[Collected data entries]
* * * * *
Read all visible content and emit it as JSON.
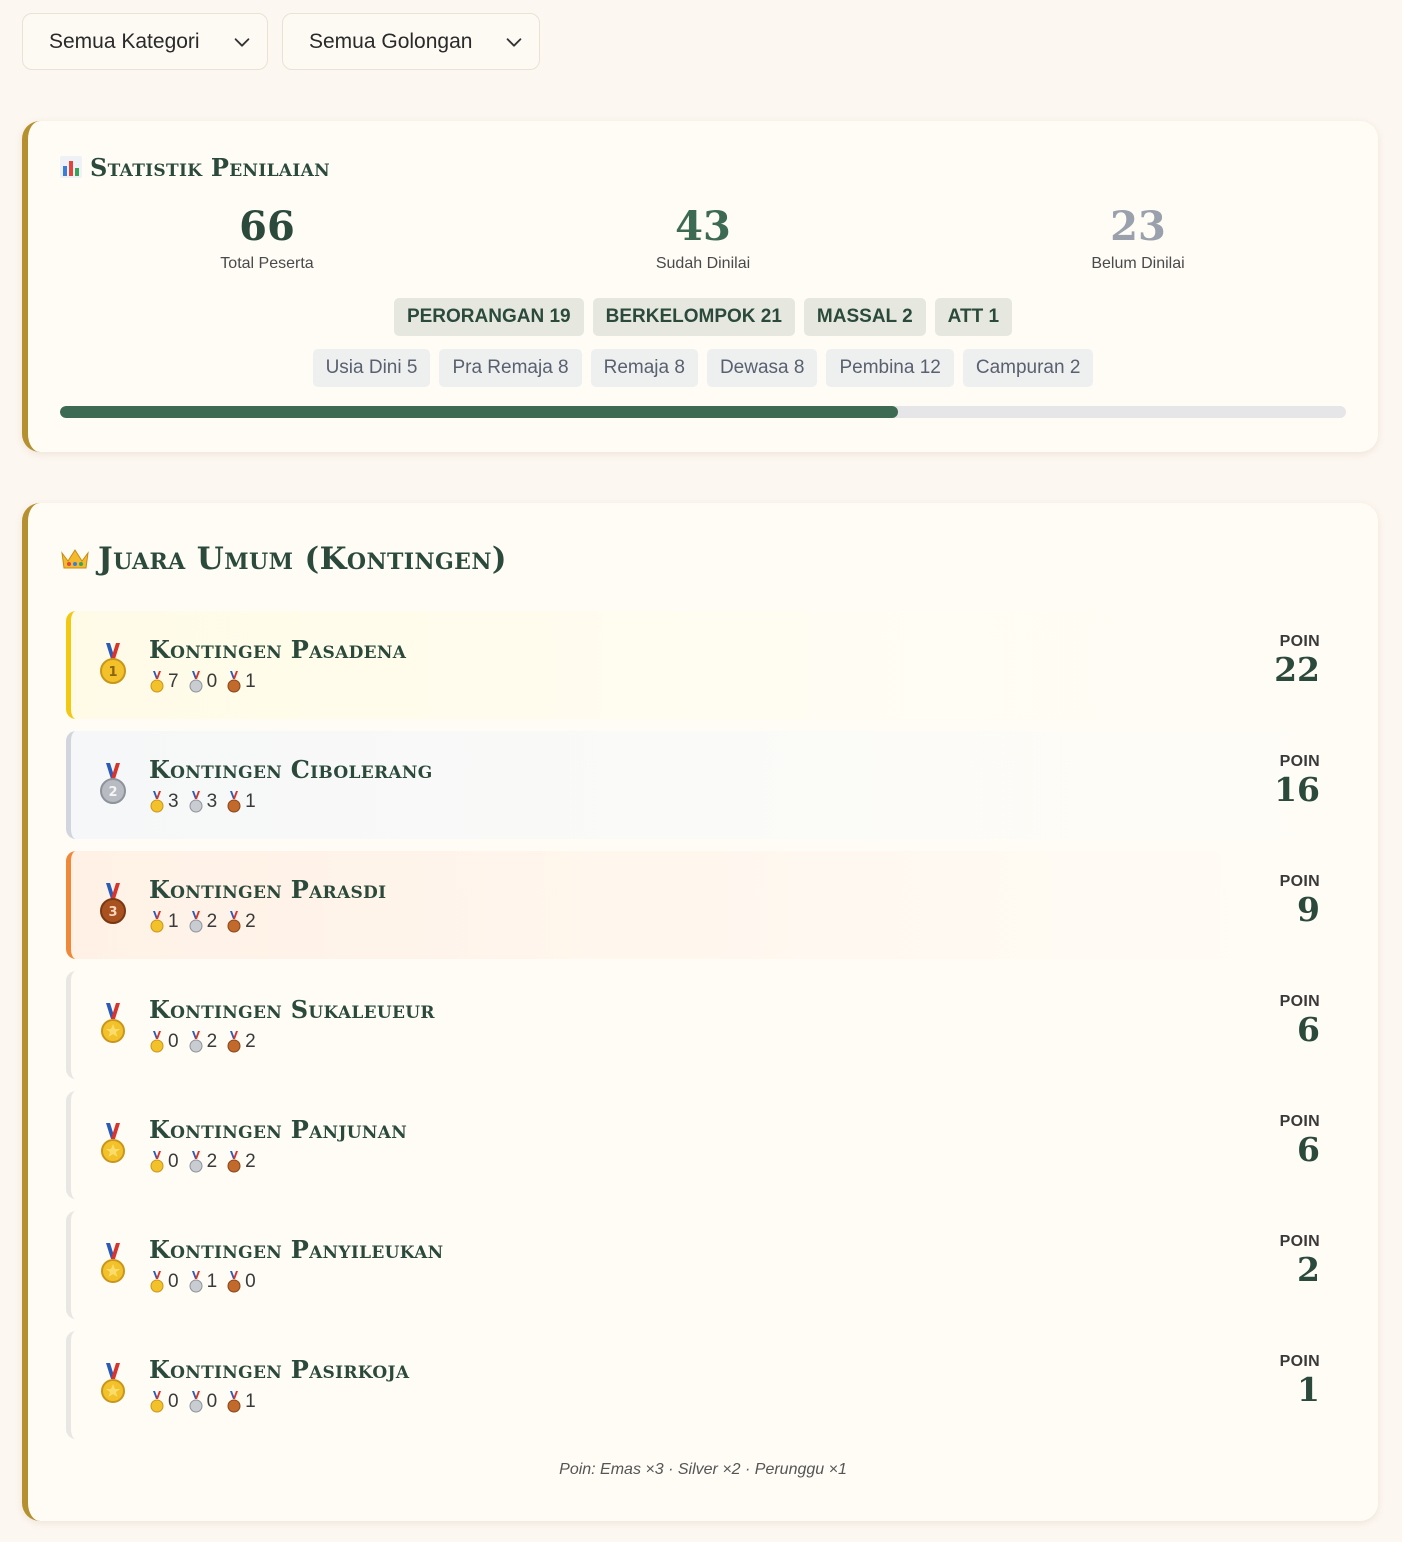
{
  "filters": {
    "kategori": "Semua Kategori",
    "golongan": "Semua Golongan"
  },
  "stats": {
    "icon": "bar-chart-icon",
    "title": "Statistik Penilaian",
    "total": {
      "value": "66",
      "label": "Total Peserta"
    },
    "sudah": {
      "value": "43",
      "label": "Sudah Dinilai"
    },
    "belum": {
      "value": "23",
      "label": "Belum Dinilai"
    },
    "kategori_chips": [
      "PERORANGAN 19",
      "BERKELOMPOK 21",
      "MASSAL 2",
      "ATT 1"
    ],
    "golongan_chips": [
      "Usia Dini 5",
      "Pra Remaja 8",
      "Remaja 8",
      "Dewasa 8",
      "Pembina 12",
      "Campuran 2"
    ],
    "progress_fraction": 0.652,
    "colors": {
      "accent": "#3d6a53",
      "muted_number": "#9aa1ac",
      "border_gold": "#b5902f"
    }
  },
  "ranking": {
    "icon": "crown-icon",
    "title": "Juara Umum (Kontingen)",
    "points_label": "POIN",
    "rows": [
      {
        "rank_icon": "gold-medal-1-icon",
        "name": "Kontingen Pasadena",
        "gold": "7",
        "silver": "0",
        "bronze": "1",
        "points": "22"
      },
      {
        "rank_icon": "silver-medal-2-icon",
        "name": "Kontingen Cibolerang",
        "gold": "3",
        "silver": "3",
        "bronze": "1",
        "points": "16"
      },
      {
        "rank_icon": "bronze-medal-3-icon",
        "name": "Kontingen Parasdi",
        "gold": "1",
        "silver": "2",
        "bronze": "2",
        "points": "9"
      },
      {
        "rank_icon": "sports-medal-icon",
        "name": "Kontingen Sukaleueur",
        "gold": "0",
        "silver": "2",
        "bronze": "2",
        "points": "6"
      },
      {
        "rank_icon": "sports-medal-icon",
        "name": "Kontingen Panjunan",
        "gold": "0",
        "silver": "2",
        "bronze": "2",
        "points": "6"
      },
      {
        "rank_icon": "sports-medal-icon",
        "name": "Kontingen Panyileukan",
        "gold": "0",
        "silver": "1",
        "bronze": "0",
        "points": "2"
      },
      {
        "rank_icon": "sports-medal-icon",
        "name": "Kontingen Pasirkoja",
        "gold": "0",
        "silver": "0",
        "bronze": "1",
        "points": "1"
      }
    ],
    "footnote": "Poin: Emas ×3 · Silver ×2 · Perunggu ×1"
  }
}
* * * * *
**Work instructions**: All the records above need to be given again word for word. Skip the pictures.

**Answer in full**:
Read all visible content and emit it as JSON.
{
  "filters": {
    "kategori": "Semua Kategori",
    "golongan": "Semua Golongan"
  },
  "stats": {
    "icon": "bar-chart-icon",
    "title": "Statistik Penilaian",
    "total": {
      "value": "66",
      "label": "Total Peserta"
    },
    "sudah": {
      "value": "43",
      "label": "Sudah Dinilai"
    },
    "belum": {
      "value": "23",
      "label": "Belum Dinilai"
    },
    "kategori_chips": [
      "PERORANGAN 19",
      "BERKELOMPOK 21",
      "MASSAL 2",
      "ATT 1"
    ],
    "golongan_chips": [
      "Usia Dini 5",
      "Pra Remaja 8",
      "Remaja 8",
      "Dewasa 8",
      "Pembina 12",
      "Campuran 2"
    ],
    "progress_fraction": 0.652,
    "colors": {
      "accent": "#3d6a53",
      "muted_number": "#9aa1ac",
      "border_gold": "#b5902f"
    }
  },
  "ranking": {
    "icon": "crown-icon",
    "title": "Juara Umum (Kontingen)",
    "points_label": "POIN",
    "rows": [
      {
        "rank_icon": "gold-medal-1-icon",
        "name": "Kontingen Pasadena",
        "gold": "7",
        "silver": "0",
        "bronze": "1",
        "points": "22"
      },
      {
        "rank_icon": "silver-medal-2-icon",
        "name": "Kontingen Cibolerang",
        "gold": "3",
        "silver": "3",
        "bronze": "1",
        "points": "16"
      },
      {
        "rank_icon": "bronze-medal-3-icon",
        "name": "Kontingen Parasdi",
        "gold": "1",
        "silver": "2",
        "bronze": "2",
        "points": "9"
      },
      {
        "rank_icon": "sports-medal-icon",
        "name": "Kontingen Sukaleueur",
        "gold": "0",
        "silver": "2",
        "bronze": "2",
        "points": "6"
      },
      {
        "rank_icon": "sports-medal-icon",
        "name": "Kontingen Panjunan",
        "gold": "0",
        "silver": "2",
        "bronze": "2",
        "points": "6"
      },
      {
        "rank_icon": "sports-medal-icon",
        "name": "Kontingen Panyileukan",
        "gold": "0",
        "silver": "1",
        "bronze": "0",
        "points": "2"
      },
      {
        "rank_icon": "sports-medal-icon",
        "name": "Kontingen Pasirkoja",
        "gold": "0",
        "silver": "0",
        "bronze": "1",
        "points": "1"
      }
    ],
    "footnote": "Poin: Emas ×3 · Silver ×2 · Perunggu ×1"
  }
}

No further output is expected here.